**Records supplied**
···

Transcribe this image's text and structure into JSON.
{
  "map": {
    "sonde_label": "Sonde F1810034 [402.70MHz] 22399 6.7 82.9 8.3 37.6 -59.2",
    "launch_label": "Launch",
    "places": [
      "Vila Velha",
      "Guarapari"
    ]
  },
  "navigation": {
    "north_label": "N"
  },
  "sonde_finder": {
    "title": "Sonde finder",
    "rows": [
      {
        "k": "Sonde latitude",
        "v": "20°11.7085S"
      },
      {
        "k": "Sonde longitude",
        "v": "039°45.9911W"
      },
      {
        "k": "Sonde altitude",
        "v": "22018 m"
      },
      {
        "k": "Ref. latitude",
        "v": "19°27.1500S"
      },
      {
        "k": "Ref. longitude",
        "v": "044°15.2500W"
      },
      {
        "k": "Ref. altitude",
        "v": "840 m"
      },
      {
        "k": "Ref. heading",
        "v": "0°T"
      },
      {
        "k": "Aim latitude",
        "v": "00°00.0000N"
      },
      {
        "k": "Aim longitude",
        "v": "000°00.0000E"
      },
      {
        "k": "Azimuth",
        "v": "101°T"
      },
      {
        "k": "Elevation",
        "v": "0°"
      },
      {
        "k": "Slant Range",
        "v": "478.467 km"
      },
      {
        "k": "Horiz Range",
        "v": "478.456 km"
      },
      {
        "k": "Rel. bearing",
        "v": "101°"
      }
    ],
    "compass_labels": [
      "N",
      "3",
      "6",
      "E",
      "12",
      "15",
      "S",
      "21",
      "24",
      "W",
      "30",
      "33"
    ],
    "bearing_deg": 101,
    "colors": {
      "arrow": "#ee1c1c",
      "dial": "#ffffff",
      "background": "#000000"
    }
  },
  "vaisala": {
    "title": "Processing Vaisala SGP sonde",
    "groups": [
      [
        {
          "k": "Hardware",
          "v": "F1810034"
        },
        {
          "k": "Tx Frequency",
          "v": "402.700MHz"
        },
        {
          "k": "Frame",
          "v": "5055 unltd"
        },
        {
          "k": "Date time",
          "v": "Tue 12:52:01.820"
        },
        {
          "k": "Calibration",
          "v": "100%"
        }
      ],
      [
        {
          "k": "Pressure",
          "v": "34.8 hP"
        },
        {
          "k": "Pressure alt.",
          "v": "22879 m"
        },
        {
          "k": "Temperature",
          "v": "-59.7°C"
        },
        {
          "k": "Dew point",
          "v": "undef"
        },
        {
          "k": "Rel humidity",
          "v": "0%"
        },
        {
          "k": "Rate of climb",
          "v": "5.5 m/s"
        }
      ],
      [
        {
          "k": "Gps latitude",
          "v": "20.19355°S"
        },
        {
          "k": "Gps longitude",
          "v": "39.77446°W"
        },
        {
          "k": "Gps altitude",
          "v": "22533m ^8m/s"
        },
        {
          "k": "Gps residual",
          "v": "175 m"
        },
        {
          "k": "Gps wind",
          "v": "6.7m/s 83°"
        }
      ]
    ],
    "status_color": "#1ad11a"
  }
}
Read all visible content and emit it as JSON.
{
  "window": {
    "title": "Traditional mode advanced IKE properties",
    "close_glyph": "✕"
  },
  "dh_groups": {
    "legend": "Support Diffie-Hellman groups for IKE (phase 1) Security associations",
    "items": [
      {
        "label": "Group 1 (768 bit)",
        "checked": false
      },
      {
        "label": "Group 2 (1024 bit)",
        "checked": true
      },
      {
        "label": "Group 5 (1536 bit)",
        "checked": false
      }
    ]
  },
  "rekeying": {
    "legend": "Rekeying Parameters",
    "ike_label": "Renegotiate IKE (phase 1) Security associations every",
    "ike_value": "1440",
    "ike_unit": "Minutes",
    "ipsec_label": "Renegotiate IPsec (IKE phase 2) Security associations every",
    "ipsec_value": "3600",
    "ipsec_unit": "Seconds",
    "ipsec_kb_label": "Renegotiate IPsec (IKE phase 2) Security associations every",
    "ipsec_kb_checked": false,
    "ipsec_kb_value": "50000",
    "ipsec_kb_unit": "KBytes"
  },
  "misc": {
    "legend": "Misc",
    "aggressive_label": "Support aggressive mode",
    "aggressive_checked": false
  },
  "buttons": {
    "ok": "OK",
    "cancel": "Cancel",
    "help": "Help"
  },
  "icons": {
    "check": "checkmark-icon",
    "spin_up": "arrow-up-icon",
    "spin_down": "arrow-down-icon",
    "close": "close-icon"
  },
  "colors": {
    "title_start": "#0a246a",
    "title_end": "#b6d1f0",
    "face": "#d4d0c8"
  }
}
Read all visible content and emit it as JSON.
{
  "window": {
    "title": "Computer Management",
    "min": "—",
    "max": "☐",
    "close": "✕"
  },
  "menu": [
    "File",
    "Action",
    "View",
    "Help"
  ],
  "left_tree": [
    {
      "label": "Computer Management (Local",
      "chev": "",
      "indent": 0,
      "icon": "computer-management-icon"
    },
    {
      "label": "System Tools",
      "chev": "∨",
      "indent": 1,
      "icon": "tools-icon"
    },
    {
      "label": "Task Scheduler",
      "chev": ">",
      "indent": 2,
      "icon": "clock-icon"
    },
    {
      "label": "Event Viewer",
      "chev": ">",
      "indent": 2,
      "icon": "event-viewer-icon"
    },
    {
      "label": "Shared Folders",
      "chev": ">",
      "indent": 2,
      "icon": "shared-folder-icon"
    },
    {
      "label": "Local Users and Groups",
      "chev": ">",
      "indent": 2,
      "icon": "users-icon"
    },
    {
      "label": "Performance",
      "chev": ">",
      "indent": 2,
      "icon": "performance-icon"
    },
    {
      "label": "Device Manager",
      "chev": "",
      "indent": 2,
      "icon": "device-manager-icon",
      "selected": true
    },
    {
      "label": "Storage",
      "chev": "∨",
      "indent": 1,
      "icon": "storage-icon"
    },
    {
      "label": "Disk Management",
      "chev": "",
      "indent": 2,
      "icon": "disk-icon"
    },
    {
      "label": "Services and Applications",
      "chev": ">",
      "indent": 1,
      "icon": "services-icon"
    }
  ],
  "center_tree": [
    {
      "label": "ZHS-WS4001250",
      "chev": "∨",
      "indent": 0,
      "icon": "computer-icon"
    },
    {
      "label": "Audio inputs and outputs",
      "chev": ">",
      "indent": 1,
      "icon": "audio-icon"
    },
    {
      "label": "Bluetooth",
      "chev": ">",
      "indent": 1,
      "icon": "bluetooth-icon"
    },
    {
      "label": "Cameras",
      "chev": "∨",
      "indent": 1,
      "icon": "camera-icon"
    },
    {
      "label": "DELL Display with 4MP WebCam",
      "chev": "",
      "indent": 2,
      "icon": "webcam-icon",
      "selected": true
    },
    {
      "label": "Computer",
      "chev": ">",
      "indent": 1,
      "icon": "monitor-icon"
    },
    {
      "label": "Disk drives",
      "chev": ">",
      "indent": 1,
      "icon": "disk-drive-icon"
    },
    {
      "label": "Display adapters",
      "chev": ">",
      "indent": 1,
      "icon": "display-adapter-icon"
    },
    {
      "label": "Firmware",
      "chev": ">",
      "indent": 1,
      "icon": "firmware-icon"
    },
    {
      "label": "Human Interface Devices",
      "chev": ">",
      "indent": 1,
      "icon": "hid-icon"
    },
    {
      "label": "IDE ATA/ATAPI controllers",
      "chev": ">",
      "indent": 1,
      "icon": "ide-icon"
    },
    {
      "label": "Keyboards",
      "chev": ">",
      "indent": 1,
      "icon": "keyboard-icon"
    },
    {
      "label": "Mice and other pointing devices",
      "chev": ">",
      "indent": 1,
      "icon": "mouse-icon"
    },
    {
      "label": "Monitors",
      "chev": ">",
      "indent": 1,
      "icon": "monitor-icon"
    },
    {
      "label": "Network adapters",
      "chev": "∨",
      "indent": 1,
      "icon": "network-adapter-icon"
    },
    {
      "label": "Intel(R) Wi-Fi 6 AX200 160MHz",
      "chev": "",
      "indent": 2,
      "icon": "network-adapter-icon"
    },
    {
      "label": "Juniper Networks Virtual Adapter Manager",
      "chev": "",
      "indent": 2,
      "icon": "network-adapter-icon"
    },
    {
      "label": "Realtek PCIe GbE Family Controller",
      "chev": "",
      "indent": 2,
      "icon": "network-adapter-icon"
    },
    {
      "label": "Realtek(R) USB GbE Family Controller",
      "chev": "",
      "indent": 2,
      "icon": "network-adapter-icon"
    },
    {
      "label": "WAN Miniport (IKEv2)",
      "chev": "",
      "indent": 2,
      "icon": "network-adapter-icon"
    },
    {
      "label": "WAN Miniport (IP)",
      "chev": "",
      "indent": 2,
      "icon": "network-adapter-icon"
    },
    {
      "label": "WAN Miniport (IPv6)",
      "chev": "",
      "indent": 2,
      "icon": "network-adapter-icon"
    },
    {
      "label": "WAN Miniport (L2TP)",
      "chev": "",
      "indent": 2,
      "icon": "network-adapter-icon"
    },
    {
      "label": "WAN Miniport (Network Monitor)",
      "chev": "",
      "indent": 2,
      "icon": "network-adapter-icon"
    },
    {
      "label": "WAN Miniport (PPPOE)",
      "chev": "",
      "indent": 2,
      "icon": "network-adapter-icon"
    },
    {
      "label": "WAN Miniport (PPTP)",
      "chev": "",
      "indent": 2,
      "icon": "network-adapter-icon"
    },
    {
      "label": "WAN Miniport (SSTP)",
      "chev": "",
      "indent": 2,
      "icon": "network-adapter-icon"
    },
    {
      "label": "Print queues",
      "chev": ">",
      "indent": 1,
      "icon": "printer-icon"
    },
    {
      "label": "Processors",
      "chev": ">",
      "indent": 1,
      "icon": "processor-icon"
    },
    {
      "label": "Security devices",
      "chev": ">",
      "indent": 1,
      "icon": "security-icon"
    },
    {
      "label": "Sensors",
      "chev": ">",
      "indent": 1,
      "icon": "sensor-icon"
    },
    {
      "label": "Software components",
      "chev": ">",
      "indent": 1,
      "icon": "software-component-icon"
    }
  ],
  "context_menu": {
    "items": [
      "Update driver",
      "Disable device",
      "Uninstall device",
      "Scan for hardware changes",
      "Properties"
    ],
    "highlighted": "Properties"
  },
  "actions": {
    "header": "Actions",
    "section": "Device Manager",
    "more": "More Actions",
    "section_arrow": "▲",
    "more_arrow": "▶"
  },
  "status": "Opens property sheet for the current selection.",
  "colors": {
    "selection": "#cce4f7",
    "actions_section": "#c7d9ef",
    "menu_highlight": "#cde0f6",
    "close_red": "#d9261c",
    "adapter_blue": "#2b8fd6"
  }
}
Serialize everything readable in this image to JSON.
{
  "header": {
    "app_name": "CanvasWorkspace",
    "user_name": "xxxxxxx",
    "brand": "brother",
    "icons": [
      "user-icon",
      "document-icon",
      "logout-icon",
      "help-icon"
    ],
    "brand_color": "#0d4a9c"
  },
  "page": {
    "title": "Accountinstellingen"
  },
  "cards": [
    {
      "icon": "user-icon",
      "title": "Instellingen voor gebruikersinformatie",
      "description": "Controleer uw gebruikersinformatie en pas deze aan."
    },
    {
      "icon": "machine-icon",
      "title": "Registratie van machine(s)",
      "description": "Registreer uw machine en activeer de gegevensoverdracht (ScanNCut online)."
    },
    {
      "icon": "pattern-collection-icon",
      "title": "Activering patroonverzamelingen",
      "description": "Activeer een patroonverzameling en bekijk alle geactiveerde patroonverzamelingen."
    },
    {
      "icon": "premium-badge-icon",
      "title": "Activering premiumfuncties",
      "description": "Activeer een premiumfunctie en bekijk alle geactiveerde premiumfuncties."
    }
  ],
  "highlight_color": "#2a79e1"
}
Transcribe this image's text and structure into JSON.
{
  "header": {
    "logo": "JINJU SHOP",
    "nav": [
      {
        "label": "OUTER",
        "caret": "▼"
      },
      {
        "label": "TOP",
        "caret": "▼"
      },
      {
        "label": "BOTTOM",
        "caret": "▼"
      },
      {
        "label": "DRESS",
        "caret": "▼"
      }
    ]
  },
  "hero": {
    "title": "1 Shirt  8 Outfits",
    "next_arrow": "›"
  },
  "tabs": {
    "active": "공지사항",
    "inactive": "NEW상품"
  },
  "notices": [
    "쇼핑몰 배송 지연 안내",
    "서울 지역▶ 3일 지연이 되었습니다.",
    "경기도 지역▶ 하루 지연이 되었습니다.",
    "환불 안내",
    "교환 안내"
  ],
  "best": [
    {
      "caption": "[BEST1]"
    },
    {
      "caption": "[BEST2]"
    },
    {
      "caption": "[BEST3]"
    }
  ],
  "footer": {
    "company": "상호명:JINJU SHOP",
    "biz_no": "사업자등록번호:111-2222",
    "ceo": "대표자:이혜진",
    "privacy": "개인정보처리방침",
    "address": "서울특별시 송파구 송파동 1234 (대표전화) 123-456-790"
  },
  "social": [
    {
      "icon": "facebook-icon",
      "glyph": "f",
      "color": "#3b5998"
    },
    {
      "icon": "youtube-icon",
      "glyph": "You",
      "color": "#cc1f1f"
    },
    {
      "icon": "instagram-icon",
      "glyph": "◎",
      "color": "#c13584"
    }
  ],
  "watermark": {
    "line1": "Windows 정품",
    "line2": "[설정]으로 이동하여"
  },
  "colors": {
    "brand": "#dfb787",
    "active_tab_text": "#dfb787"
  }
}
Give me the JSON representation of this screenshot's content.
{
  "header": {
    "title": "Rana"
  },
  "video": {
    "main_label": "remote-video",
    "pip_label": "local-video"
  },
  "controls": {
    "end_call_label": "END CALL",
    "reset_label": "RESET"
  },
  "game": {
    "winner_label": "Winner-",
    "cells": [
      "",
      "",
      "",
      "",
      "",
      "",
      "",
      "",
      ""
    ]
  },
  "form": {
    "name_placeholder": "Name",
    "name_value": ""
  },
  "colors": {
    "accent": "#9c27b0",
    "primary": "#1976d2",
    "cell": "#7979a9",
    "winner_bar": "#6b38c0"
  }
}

···

**Written problem**
Track down all lines above with the string "phase" and copy them.

**Answer**
    "legend": "Support Diffie-Hellman groups for IKE (phase 1) Security associations",
    "ike_label": "Renegotiate IKE (phase 1) Security associations every",
    "ipsec_label": "Renegotiate IPsec (IKE phase 2) Security associations every",
    "ipsec_kb_label": "Renegotiate IPsec (IKE phase 2) Security associations every",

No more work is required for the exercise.